◆ **Selected extract**:
====

Praveen Kumar

Helen Ette Park Fellow

Brown School: Social Work | PhD


Cohort 2012


Graduated 2017

Scholar Highlights

Is the Clock Ticking for Northeast India After the Uttarakhand Disaster of 2013?

The Uttarakhand disaster of 2013 invoked an immediate concern over the trajectory of infrastructural development. Experts believe that although the multi-day cloud burst initiated the catastrophe, the colossal damage incurred subsequently was largely due to haphazard and unplanned development. In fact, the National Institute of Disaster Management (NIDM) of India termed the determinant of the catastrophe as “the climatic conditions combined with haphazard human intervention”.

====

◆ **What is asked**:
1. In the scholar profile, list each line of information given between Praveen Kumar's name and the heading "Scholar Highlights".
2. Reproduce the scholar profile word for word, everything from "Helen Ette Park" down to "Disaster of 2013?".
The records that come next are separate material, unrelated to the scholar profile.

(Stored items)
====

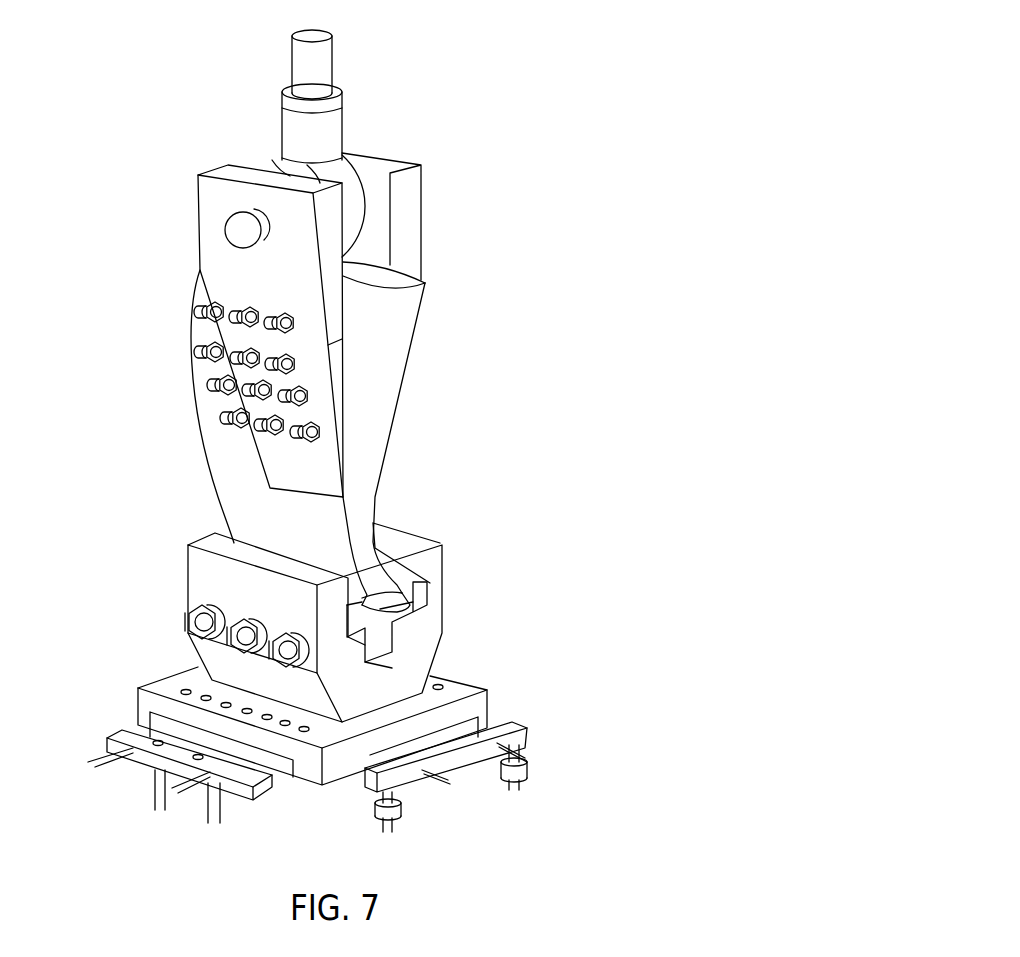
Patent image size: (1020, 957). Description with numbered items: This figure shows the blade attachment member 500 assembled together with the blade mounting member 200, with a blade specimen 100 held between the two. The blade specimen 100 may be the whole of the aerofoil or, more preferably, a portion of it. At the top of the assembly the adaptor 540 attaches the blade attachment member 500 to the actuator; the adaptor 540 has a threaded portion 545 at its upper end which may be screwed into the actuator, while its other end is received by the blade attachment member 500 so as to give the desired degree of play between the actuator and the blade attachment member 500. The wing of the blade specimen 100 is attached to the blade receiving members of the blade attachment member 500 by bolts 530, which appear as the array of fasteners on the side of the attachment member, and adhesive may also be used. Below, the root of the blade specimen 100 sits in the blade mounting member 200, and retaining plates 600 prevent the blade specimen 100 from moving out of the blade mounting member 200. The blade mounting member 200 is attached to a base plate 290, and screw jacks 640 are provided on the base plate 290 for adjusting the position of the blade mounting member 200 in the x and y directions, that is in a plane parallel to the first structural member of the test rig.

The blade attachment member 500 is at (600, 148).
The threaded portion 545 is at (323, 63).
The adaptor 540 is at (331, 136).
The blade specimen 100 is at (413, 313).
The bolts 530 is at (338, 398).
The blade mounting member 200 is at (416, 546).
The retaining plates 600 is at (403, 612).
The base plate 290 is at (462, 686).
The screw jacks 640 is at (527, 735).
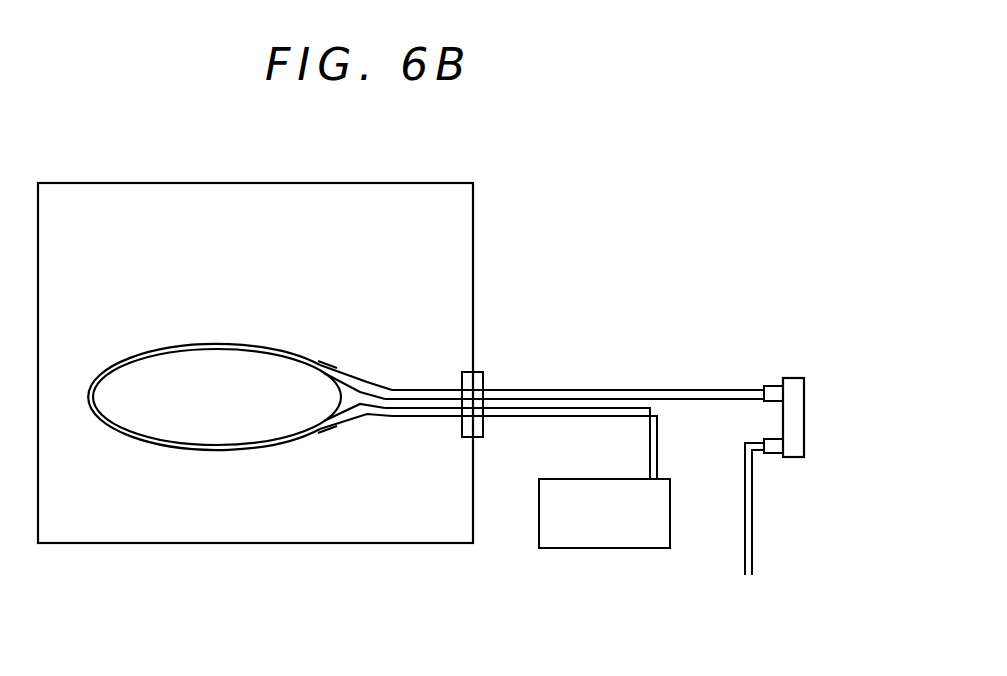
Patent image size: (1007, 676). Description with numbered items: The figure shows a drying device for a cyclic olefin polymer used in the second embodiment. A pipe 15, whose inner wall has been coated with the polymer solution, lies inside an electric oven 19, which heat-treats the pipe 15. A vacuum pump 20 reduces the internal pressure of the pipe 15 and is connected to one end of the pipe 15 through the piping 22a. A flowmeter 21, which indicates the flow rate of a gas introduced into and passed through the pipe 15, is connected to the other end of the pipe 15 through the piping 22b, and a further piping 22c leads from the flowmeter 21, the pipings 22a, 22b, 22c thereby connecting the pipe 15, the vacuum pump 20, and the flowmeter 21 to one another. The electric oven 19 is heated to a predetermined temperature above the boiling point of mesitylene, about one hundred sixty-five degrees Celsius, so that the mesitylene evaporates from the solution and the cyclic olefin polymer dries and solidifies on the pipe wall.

====

◆ **Answers below**:
1.
- Helen Ette Park Fellow
- Brown School: Social Work | PhD
- Cohort 2012
- Graduated 2017

2.
Helen Ette Park Fellow

Brown School: Social Work | PhD


Cohort 2012


Graduated 2017

Scholar Highlights

Is the Clock Ticking for Northeast India After the Uttarakhand Disaster of 2013?